■ Given task
Please return the records word for word, starting at the first line and ending at the line that contains "x-tick-label: 0.0 bbox=[38, 328, 55, 339]", including both of those lines.

++++ Given records

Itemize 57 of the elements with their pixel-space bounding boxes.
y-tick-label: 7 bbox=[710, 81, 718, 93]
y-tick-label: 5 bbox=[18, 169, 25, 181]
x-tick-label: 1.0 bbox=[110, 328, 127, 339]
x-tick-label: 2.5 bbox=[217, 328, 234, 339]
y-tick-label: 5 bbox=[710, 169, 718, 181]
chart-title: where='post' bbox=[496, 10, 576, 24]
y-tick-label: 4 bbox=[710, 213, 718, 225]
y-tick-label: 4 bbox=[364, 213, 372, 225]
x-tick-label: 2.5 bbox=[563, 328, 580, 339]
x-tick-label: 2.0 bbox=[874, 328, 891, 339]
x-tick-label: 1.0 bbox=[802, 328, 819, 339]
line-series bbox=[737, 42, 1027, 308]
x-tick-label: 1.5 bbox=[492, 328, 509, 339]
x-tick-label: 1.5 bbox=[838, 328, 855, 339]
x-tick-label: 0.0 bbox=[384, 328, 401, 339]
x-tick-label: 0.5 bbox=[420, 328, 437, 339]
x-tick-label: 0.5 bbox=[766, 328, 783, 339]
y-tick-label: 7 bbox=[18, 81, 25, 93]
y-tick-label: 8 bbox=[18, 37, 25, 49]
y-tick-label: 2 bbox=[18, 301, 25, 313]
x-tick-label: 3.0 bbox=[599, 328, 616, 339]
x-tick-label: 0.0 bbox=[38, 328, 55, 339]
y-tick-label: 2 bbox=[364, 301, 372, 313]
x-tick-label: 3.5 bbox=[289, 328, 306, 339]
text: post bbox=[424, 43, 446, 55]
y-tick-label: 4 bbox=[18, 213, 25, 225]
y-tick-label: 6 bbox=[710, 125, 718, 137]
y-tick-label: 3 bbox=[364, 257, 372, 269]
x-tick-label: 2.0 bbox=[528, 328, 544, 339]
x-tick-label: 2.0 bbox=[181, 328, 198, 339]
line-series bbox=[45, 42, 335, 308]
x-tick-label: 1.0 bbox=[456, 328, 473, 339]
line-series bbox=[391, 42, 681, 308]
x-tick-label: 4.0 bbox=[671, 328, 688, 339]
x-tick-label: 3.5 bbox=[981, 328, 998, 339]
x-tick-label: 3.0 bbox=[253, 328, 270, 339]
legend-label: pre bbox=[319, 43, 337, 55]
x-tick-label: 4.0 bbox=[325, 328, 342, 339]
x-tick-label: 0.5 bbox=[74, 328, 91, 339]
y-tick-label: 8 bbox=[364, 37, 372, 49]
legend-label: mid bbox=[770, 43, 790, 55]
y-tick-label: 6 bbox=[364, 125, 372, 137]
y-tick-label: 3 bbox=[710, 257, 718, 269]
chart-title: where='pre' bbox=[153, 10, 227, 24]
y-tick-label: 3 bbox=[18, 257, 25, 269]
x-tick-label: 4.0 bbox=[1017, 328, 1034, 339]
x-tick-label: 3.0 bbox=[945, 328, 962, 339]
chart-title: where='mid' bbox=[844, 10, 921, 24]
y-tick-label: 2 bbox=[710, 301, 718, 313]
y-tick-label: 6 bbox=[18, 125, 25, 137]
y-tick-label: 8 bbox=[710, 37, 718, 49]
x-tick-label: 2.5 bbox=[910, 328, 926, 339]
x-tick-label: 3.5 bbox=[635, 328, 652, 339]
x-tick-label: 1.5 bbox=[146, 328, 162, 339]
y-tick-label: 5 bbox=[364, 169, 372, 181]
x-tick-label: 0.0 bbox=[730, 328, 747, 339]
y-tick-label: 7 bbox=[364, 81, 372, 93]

++++++++

■ Solution to the problem
Itemize 57 of the elements with their pixel-space bounding boxes.
y-tick-label: 7 bbox=[710, 81, 718, 93]
y-tick-label: 5 bbox=[18, 169, 25, 181]
x-tick-label: 1.0 bbox=[110, 328, 127, 339]
x-tick-label: 2.5 bbox=[217, 328, 234, 339]
y-tick-label: 5 bbox=[710, 169, 718, 181]
chart-title: where='post' bbox=[496, 10, 576, 24]
y-tick-label: 4 bbox=[710, 213, 718, 225]
y-tick-label: 4 bbox=[364, 213, 372, 225]
x-tick-label: 2.5 bbox=[563, 328, 580, 339]
x-tick-label: 2.0 bbox=[874, 328, 891, 339]
x-tick-label: 1.0 bbox=[802, 328, 819, 339]
line-series bbox=[737, 42, 1027, 308]
x-tick-label: 1.5 bbox=[492, 328, 509, 339]
x-tick-label: 1.5 bbox=[838, 328, 855, 339]
x-tick-label: 0.0 bbox=[384, 328, 401, 339]
x-tick-label: 0.5 bbox=[420, 328, 437, 339]
x-tick-label: 0.5 bbox=[766, 328, 783, 339]
y-tick-label: 7 bbox=[18, 81, 25, 93]
y-tick-label: 8 bbox=[18, 37, 25, 49]
y-tick-label: 2 bbox=[18, 301, 25, 313]
x-tick-label: 3.0 bbox=[599, 328, 616, 339]
x-tick-label: 0.0 bbox=[38, 328, 55, 339]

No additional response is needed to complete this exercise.